Exercise inputs =>
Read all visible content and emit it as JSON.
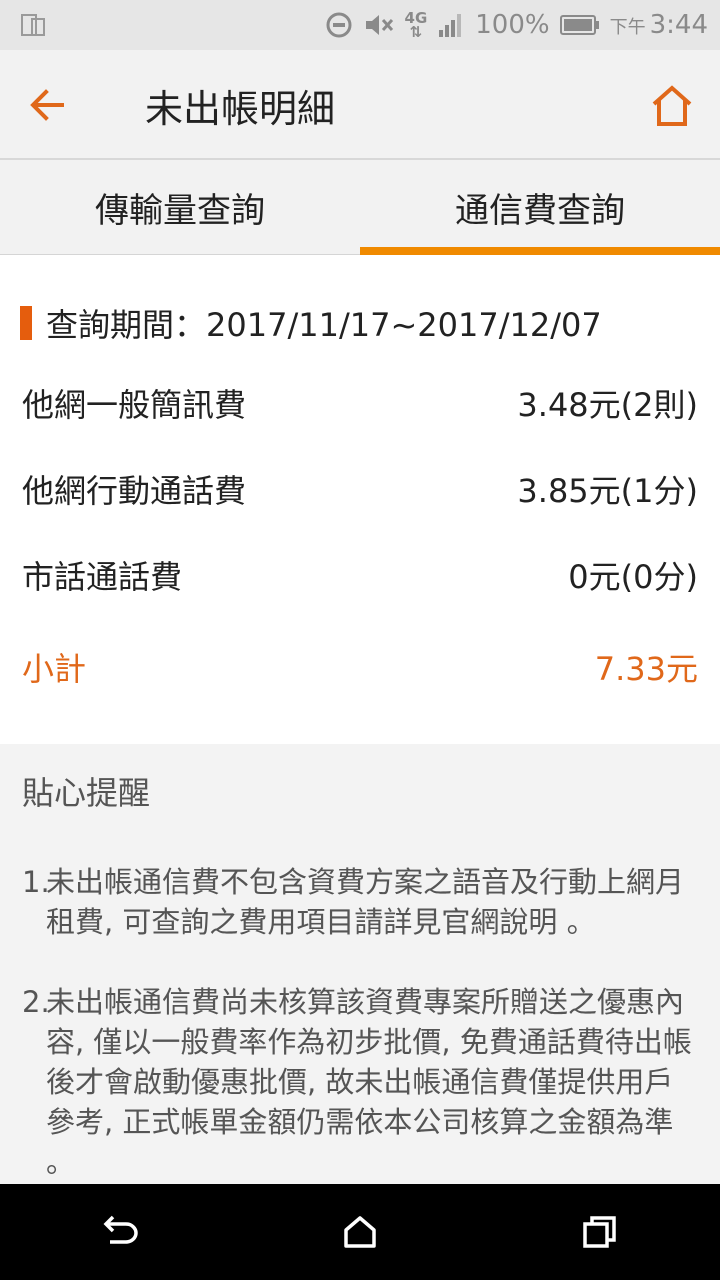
{
  "status_bar": {
    "battery_percent": "100%",
    "ampm": "下午",
    "time": "3:44",
    "network_label": "4G",
    "icons": [
      "screen-mirror-icon",
      "do-not-disturb-icon",
      "mute-icon",
      "4g-data-icon",
      "signal-icon",
      "battery-icon"
    ]
  },
  "app_bar": {
    "title": "未出帳明細",
    "back_icon": "back-arrow-icon",
    "home_icon": "home-icon"
  },
  "tabs": [
    {
      "label": "傳輸量查詢",
      "active": false
    },
    {
      "label": "通信費查詢",
      "active": true
    }
  ],
  "period": {
    "text": "查詢期間：2017/11/17~2017/12/07"
  },
  "fees": [
    {
      "name": "他網一般簡訊費",
      "value": "3.48元(2則)"
    },
    {
      "name": "他網行動通話費",
      "value": "3.85元(1分)"
    },
    {
      "name": "市話通話費",
      "value": "0元(0分)"
    }
  ],
  "subtotal": {
    "label": "小計",
    "value": "7.33元"
  },
  "reminder": {
    "title": "貼心提醒",
    "notes": [
      {
        "num": "1.",
        "text": "未出帳通信費不包含資費方案之語音及行動上網月租費, 可查詢之費用項目請詳見官網說明 。"
      },
      {
        "num": "2.",
        "text": "未出帳通信費尚未核算該資費專案所贈送之優惠內容, 僅以一般費率作為初步批價, 免費通話費待出帳後才會啟動優惠批價, 故未出帳通信費僅提供用戶參考, 正式帳單金額仍需依本公司核算之金額為準 。"
      }
    ]
  },
  "colors": {
    "accent": "#f08a00",
    "highlight": "#e0681a",
    "period_marker": "#e55d0d"
  },
  "nav_bar": {
    "icons": [
      "back-nav-icon",
      "home-nav-icon",
      "recents-nav-icon"
    ]
  }
}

To do => Your task is to transcribe all of the records precisely, with no images included.

Solution below =>
Read all visible content and emit it as JSON.
{
  "status_bar": {
    "battery_percent": "100%",
    "ampm": "下午",
    "time": "3:44",
    "network_label": "4G",
    "icons": [
      "screen-mirror-icon",
      "do-not-disturb-icon",
      "mute-icon",
      "4g-data-icon",
      "signal-icon",
      "battery-icon"
    ]
  },
  "app_bar": {
    "title": "未出帳明細",
    "back_icon": "back-arrow-icon",
    "home_icon": "home-icon"
  },
  "tabs": [
    {
      "label": "傳輸量查詢",
      "active": false
    },
    {
      "label": "通信費查詢",
      "active": true
    }
  ],
  "period": {
    "text": "查詢期間：2017/11/17~2017/12/07"
  },
  "fees": [
    {
      "name": "他網一般簡訊費",
      "value": "3.48元(2則)"
    },
    {
      "name": "他網行動通話費",
      "value": "3.85元(1分)"
    },
    {
      "name": "市話通話費",
      "value": "0元(0分)"
    }
  ],
  "subtotal": {
    "label": "小計",
    "value": "7.33元"
  },
  "reminder": {
    "title": "貼心提醒",
    "notes": [
      {
        "num": "1.",
        "text": "未出帳通信費不包含資費方案之語音及行動上網月租費, 可查詢之費用項目請詳見官網說明 。"
      },
      {
        "num": "2.",
        "text": "未出帳通信費尚未核算該資費專案所贈送之優惠內容, 僅以一般費率作為初步批價, 免費通話費待出帳後才會啟動優惠批價, 故未出帳通信費僅提供用戶參考, 正式帳單金額仍需依本公司核算之金額為準 。"
      }
    ]
  },
  "colors": {
    "accent": "#f08a00",
    "highlight": "#e0681a",
    "period_marker": "#e55d0d"
  },
  "nav_bar": {
    "icons": [
      "back-nav-icon",
      "home-nav-icon",
      "recents-nav-icon"
    ]
  }
}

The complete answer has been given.